## DATASET
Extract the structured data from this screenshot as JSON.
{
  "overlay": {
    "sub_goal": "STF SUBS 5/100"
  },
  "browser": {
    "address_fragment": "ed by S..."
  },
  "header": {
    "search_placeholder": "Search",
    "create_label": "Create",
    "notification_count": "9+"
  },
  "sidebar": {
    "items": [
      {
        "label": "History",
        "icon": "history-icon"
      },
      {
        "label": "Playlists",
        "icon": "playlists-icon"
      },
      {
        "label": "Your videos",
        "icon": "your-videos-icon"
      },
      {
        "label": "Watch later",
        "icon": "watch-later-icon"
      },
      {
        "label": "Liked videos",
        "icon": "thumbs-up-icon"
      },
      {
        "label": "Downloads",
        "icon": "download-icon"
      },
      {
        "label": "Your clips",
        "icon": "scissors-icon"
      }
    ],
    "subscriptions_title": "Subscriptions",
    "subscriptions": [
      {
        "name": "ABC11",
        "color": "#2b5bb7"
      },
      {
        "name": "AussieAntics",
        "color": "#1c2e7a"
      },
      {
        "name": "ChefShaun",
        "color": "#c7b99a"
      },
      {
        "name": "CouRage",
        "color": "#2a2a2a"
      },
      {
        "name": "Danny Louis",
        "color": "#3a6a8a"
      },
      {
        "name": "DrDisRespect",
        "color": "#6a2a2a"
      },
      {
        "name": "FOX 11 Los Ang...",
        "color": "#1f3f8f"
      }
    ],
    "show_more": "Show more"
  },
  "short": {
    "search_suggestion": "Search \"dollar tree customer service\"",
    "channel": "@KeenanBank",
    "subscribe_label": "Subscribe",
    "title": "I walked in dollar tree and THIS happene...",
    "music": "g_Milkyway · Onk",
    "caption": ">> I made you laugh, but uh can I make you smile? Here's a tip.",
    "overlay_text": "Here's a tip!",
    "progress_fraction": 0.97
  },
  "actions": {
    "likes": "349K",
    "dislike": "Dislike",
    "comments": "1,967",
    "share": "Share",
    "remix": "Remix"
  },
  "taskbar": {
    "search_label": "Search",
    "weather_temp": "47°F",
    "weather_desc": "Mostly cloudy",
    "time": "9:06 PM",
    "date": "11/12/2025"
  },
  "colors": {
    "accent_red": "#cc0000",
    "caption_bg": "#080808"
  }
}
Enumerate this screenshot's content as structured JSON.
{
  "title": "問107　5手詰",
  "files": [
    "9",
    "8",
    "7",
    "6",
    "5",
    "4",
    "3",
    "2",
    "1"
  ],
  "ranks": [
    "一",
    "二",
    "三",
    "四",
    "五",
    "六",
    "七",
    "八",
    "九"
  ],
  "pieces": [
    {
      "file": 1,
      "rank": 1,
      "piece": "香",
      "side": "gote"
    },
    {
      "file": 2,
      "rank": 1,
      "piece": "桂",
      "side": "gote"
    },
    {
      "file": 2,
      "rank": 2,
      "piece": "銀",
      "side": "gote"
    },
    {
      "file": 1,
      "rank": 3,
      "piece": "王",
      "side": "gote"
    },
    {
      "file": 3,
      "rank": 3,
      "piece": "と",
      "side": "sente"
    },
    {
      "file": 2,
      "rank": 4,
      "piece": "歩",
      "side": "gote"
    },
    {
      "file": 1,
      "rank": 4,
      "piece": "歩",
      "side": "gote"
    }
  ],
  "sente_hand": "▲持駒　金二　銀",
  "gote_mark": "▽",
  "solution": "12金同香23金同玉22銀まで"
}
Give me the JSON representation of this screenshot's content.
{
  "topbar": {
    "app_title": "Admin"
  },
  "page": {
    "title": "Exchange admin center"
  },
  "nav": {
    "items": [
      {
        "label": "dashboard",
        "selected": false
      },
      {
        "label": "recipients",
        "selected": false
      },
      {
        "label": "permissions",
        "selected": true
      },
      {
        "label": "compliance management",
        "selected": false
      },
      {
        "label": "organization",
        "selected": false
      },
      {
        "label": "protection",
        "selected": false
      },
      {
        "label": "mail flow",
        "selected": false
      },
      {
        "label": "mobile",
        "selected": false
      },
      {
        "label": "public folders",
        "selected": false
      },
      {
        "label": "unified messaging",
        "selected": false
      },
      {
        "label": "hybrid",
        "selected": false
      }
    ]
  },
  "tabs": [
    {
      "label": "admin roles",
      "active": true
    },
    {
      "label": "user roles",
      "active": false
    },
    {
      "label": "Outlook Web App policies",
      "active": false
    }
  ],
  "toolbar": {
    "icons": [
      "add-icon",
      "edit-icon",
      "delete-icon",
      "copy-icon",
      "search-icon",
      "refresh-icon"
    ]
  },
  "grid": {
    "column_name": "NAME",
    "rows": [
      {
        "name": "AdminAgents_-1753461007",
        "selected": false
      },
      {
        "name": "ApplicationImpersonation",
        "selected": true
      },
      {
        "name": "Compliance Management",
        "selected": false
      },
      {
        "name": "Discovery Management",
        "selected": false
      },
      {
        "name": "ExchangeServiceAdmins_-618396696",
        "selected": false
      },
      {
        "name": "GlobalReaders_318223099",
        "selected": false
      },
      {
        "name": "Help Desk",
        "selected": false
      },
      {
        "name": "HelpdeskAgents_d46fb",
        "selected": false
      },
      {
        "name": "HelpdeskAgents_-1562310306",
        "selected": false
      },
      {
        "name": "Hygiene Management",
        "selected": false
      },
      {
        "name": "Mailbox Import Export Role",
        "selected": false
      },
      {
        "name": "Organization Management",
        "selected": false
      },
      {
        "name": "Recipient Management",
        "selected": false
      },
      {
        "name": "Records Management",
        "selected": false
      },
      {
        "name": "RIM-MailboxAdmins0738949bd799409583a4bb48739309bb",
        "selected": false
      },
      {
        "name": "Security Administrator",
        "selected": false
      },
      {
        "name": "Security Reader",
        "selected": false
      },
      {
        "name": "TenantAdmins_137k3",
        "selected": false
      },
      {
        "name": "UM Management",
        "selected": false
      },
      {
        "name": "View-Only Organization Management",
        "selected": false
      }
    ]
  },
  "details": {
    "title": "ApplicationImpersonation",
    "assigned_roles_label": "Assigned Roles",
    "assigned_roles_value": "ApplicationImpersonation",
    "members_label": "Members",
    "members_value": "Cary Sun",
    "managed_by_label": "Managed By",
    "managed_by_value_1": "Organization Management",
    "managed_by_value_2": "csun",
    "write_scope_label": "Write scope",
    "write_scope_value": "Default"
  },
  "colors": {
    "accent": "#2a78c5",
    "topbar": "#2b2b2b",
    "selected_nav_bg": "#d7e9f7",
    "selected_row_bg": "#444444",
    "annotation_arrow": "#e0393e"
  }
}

## WHAT NEEDS TO BE DONE
Retype every entry above, word for word.

## REPLY
Extract the structured data from this screenshot as JSON.
{
  "overlay": {
    "sub_goal": "STF SUBS 5/100"
  },
  "browser": {
    "address_fragment": "ed by S..."
  },
  "header": {
    "search_placeholder": "Search",
    "create_label": "Create",
    "notification_count": "9+"
  },
  "sidebar": {
    "items": [
      {
        "label": "History",
        "icon": "history-icon"
      },
      {
        "label": "Playlists",
        "icon": "playlists-icon"
      },
      {
        "label": "Your videos",
        "icon": "your-videos-icon"
      },
      {
        "label": "Watch later",
        "icon": "watch-later-icon"
      },
      {
        "label": "Liked videos",
        "icon": "thumbs-up-icon"
      },
      {
        "label": "Downloads",
        "icon": "download-icon"
      },
      {
        "label": "Your clips",
        "icon": "scissors-icon"
      }
    ],
    "subscriptions_title": "Subscriptions",
    "subscriptions": [
      {
        "name": "ABC11",
        "color": "#2b5bb7"
      },
      {
        "name": "AussieAntics",
        "color": "#1c2e7a"
      },
      {
        "name": "ChefShaun",
        "color": "#c7b99a"
      },
      {
        "name": "CouRage",
        "color": "#2a2a2a"
      },
      {
        "name": "Danny Louis",
        "color": "#3a6a8a"
      },
      {
        "name": "DrDisRespect",
        "color": "#6a2a2a"
      },
      {
        "name": "FOX 11 Los Ang...",
        "color": "#1f3f8f"
      }
    ],
    "show_more": "Show more"
  },
  "short": {
    "search_suggestion": "Search \"dollar tree customer service\"",
    "channel": "@KeenanBank",
    "subscribe_label": "Subscribe",
    "title": "I walked in dollar tree and THIS happene...",
    "music": "g_Milkyway · Onk",
    "caption": ">> I made you laugh, but uh can I make you smile? Here's a tip.",
    "overlay_text": "Here's a tip!",
    "progress_fraction": 0.97
  },
  "actions": {
    "likes": "349K",
    "dislike": "Dislike",
    "comments": "1,967",
    "share": "Share",
    "remix": "Remix"
  },
  "taskbar": {
    "search_label": "Search",
    "weather_temp": "47°F",
    "weather_desc": "Mostly cloudy",
    "time": "9:06 PM",
    "date": "11/12/2025"
  },
  "colors": {
    "accent_red": "#cc0000",
    "caption_bg": "#080808"
  }
}
Enumerate this screenshot's content as structured JSON.
{
  "title": "問107　5手詰",
  "files": [
    "9",
    "8",
    "7",
    "6",
    "5",
    "4",
    "3",
    "2",
    "1"
  ],
  "ranks": [
    "一",
    "二",
    "三",
    "四",
    "五",
    "六",
    "七",
    "八",
    "九"
  ],
  "pieces": [
    {
      "file": 1,
      "rank": 1,
      "piece": "香",
      "side": "gote"
    },
    {
      "file": 2,
      "rank": 1,
      "piece": "桂",
      "side": "gote"
    },
    {
      "file": 2,
      "rank": 2,
      "piece": "銀",
      "side": "gote"
    },
    {
      "file": 1,
      "rank": 3,
      "piece": "王",
      "side": "gote"
    },
    {
      "file": 3,
      "rank": 3,
      "piece": "と",
      "side": "sente"
    },
    {
      "file": 2,
      "rank": 4,
      "piece": "歩",
      "side": "gote"
    },
    {
      "file": 1,
      "rank": 4,
      "piece": "歩",
      "side": "gote"
    }
  ],
  "sente_hand": "▲持駒　金二　銀",
  "gote_mark": "▽",
  "solution": "12金同香23金同玉22銀まで"
}
Give me the JSON representation of this screenshot's content.
{
  "topbar": {
    "app_title": "Admin"
  },
  "page": {
    "title": "Exchange admin center"
  },
  "nav": {
    "items": [
      {
        "label": "dashboard",
        "selected": false
      },
      {
        "label": "recipients",
        "selected": false
      },
      {
        "label": "permissions",
        "selected": true
      },
      {
        "label": "compliance management",
        "selected": false
      },
      {
        "label": "organization",
        "selected": false
      },
      {
        "label": "protection",
        "selected": false
      },
      {
        "label": "mail flow",
        "selected": false
      },
      {
        "label": "mobile",
        "selected": false
      },
      {
        "label": "public folders",
        "selected": false
      },
      {
        "label": "unified messaging",
        "selected": false
      },
      {
        "label": "hybrid",
        "selected": false
      }
    ]
  },
  "tabs": [
    {
      "label": "admin roles",
      "active": true
    },
    {
      "label": "user roles",
      "active": false
    },
    {
      "label": "Outlook Web App policies",
      "active": false
    }
  ],
  "toolbar": {
    "icons": [
      "add-icon",
      "edit-icon",
      "delete-icon",
      "copy-icon",
      "search-icon",
      "refresh-icon"
    ]
  },
  "grid": {
    "column_name": "NAME",
    "rows": [
      {
        "name": "AdminAgents_-1753461007",
        "selected": false
      },
      {
        "name": "ApplicationImpersonation",
        "selected": true
      },
      {
        "name": "Compliance Management",
        "selected": false
      },
      {
        "name": "Discovery Management",
        "selected": false
      },
      {
        "name": "ExchangeServiceAdmins_-618396696",
        "selected": false
      },
      {
        "name": "GlobalReaders_318223099",
        "selected": false
      },
      {
        "name": "Help Desk",
        "selected": false
      },
      {
        "name": "HelpdeskAgents_d46fb",
        "selected": false
      },
      {
        "name": "HelpdeskAgents_-1562310306",
        "selected": false
      },
      {
        "name": "Hygiene Management",
        "selected": false
      },
      {
        "name": "Mailbox Import Export Role",
        "selected": false
      },
      {
        "name": "Organization Management",
        "selected": false
      },
      {
        "name": "Recipient Management",
        "selected": false
      },
      {
        "name": "Records Management",
        "selected": false
      },
      {
        "name": "RIM-MailboxAdmins0738949bd799409583a4bb48739309bb",
        "selected": false
      },
      {
        "name": "Security Administrator",
        "selected": false
      },
      {
        "name": "Security Reader",
        "selected": false
      },
      {
        "name": "TenantAdmins_137k3",
        "selected": false
      },
      {
        "name": "UM Management",
        "selected": false
      },
      {
        "name": "View-Only Organization Management",
        "selected": false
      }
    ]
  },
  "details": {
    "title": "ApplicationImpersonation",
    "assigned_roles_label": "Assigned Roles",
    "assigned_roles_value": "ApplicationImpersonation",
    "members_label": "Members",
    "members_value": "Cary Sun",
    "managed_by_label": "Managed By",
    "managed_by_value_1": "Organization Management",
    "managed_by_value_2": "csun",
    "write_scope_label": "Write scope",
    "write_scope_value": "Default"
  },
  "colors": {
    "accent": "#2a78c5",
    "topbar": "#2b2b2b",
    "selected_nav_bg": "#d7e9f7",
    "selected_row_bg": "#444444",
    "annotation_arrow": "#e0393e"
  }
}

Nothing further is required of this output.